*Job*.
Give the count of lines containing the string "تخرج", with no other output.

[Data entries]
══════════

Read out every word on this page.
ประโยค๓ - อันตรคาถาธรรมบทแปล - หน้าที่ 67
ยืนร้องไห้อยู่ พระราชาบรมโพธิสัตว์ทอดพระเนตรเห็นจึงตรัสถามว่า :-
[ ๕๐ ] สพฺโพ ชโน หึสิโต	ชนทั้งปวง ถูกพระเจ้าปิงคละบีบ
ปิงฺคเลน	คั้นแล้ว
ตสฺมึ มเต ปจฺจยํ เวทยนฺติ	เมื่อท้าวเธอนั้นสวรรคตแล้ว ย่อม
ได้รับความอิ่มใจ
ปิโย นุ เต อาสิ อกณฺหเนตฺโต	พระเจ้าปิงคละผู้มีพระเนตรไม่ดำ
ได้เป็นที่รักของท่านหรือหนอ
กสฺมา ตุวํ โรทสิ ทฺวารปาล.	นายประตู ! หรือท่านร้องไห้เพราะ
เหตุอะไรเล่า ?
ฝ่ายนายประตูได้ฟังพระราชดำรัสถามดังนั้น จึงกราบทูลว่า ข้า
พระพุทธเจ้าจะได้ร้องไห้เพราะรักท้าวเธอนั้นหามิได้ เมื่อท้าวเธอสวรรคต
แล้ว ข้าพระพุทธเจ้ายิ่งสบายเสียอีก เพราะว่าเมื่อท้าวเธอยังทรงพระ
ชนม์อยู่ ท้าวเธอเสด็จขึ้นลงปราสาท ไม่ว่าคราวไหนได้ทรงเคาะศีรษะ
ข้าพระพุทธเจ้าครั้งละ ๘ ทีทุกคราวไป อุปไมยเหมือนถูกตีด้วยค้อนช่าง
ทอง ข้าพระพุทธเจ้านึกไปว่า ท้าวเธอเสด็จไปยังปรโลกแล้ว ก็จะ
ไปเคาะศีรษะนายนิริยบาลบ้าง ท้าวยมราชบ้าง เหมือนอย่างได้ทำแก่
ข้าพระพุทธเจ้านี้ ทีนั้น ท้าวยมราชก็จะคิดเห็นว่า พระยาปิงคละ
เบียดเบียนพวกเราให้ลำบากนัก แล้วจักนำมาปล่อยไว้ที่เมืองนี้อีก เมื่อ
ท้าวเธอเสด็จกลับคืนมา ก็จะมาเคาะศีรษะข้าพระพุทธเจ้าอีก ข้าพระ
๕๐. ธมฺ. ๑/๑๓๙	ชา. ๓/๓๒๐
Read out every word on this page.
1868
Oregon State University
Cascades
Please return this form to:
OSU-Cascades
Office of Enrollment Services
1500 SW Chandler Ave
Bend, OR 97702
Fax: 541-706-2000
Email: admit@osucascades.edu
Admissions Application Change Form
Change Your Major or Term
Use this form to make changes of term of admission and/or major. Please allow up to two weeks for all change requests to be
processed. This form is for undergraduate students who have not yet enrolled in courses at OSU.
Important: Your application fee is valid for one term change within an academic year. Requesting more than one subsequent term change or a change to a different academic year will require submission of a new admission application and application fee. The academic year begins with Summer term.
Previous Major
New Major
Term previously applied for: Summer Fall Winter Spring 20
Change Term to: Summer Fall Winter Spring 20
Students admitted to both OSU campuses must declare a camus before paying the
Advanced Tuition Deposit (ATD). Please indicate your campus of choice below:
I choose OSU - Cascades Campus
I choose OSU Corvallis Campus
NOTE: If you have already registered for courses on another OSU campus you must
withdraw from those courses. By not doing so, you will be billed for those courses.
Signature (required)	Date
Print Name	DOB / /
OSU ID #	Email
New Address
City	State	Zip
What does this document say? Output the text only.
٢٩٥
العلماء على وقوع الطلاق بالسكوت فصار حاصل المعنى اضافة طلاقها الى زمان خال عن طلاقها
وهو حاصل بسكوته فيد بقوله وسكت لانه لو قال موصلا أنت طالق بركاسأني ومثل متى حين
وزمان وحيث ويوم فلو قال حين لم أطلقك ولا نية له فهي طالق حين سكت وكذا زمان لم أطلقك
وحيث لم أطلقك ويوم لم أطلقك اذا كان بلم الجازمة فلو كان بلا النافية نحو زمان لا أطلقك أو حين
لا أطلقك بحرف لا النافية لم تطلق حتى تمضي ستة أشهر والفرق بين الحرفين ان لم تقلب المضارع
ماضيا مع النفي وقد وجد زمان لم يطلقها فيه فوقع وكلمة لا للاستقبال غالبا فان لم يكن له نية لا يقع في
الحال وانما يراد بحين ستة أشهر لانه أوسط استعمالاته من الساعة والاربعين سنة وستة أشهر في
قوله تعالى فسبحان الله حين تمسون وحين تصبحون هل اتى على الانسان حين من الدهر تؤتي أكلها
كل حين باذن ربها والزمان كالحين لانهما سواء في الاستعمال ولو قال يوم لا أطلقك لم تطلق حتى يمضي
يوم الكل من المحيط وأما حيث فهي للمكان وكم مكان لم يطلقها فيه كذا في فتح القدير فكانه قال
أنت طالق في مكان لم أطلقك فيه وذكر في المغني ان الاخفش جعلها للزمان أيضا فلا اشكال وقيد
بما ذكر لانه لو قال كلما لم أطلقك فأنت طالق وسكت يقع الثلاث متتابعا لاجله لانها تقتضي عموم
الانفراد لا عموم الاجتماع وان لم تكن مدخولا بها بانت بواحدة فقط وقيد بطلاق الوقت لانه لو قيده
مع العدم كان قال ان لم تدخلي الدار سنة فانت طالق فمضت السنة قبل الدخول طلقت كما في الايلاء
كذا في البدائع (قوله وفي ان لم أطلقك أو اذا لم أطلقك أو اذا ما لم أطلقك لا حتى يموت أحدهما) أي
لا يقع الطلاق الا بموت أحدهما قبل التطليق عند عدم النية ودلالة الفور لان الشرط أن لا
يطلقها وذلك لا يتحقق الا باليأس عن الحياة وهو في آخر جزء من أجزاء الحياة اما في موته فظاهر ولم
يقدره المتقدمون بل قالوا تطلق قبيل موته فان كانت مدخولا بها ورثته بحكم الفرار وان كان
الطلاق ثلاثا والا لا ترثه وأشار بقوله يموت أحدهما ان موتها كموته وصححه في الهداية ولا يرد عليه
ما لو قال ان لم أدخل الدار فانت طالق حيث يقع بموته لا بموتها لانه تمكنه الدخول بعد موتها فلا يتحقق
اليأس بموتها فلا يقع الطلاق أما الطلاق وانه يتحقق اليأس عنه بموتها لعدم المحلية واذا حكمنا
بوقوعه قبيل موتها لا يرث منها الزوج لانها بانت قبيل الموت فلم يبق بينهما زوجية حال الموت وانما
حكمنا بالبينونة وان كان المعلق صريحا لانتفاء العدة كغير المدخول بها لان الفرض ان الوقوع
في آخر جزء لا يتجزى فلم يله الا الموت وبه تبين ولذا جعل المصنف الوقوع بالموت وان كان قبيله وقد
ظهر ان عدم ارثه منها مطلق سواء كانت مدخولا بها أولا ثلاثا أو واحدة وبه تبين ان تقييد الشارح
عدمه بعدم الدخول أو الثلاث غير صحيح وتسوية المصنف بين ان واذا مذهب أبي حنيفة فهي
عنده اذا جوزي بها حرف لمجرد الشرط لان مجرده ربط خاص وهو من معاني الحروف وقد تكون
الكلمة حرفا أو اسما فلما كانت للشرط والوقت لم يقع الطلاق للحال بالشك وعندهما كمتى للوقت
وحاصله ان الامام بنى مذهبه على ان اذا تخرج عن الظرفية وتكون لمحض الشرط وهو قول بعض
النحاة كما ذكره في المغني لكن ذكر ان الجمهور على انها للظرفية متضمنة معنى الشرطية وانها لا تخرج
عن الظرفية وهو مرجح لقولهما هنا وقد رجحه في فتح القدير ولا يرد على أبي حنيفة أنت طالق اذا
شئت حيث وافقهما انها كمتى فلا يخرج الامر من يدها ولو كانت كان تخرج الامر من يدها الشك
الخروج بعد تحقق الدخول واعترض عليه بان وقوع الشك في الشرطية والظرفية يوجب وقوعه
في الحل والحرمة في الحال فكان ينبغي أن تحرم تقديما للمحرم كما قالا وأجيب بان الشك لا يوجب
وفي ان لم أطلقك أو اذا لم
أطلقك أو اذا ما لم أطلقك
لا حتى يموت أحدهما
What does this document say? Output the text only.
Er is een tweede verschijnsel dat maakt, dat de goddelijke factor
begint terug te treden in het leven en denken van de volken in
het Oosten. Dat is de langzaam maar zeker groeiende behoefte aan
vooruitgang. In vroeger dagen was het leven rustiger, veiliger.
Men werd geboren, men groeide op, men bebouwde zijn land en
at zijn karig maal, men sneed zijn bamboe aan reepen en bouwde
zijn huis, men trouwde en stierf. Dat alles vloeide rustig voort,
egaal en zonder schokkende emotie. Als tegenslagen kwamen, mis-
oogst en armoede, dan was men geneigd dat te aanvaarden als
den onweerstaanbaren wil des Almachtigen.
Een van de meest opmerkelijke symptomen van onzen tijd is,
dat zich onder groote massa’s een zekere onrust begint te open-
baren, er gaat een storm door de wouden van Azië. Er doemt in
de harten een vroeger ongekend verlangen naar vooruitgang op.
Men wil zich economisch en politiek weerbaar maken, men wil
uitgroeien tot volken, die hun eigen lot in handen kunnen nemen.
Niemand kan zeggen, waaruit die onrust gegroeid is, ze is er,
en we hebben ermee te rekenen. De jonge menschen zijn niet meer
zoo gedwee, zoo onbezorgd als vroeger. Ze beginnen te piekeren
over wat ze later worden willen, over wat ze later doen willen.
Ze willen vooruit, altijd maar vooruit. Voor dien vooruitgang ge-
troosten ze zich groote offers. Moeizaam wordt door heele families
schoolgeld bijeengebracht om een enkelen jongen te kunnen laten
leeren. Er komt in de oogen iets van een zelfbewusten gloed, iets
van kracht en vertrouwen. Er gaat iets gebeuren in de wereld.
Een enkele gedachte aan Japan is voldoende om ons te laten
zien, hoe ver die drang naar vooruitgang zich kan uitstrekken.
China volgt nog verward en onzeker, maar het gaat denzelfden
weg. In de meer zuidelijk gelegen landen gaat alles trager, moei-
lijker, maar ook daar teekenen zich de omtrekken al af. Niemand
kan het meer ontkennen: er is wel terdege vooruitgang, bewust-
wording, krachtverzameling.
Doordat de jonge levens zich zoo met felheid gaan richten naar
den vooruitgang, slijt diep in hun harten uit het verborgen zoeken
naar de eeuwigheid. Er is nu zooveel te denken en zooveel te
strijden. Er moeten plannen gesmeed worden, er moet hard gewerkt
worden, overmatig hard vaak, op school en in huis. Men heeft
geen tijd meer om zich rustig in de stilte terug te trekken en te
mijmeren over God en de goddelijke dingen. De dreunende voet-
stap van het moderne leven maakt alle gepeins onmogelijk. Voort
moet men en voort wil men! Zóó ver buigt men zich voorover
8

══════════

*Task result*.
3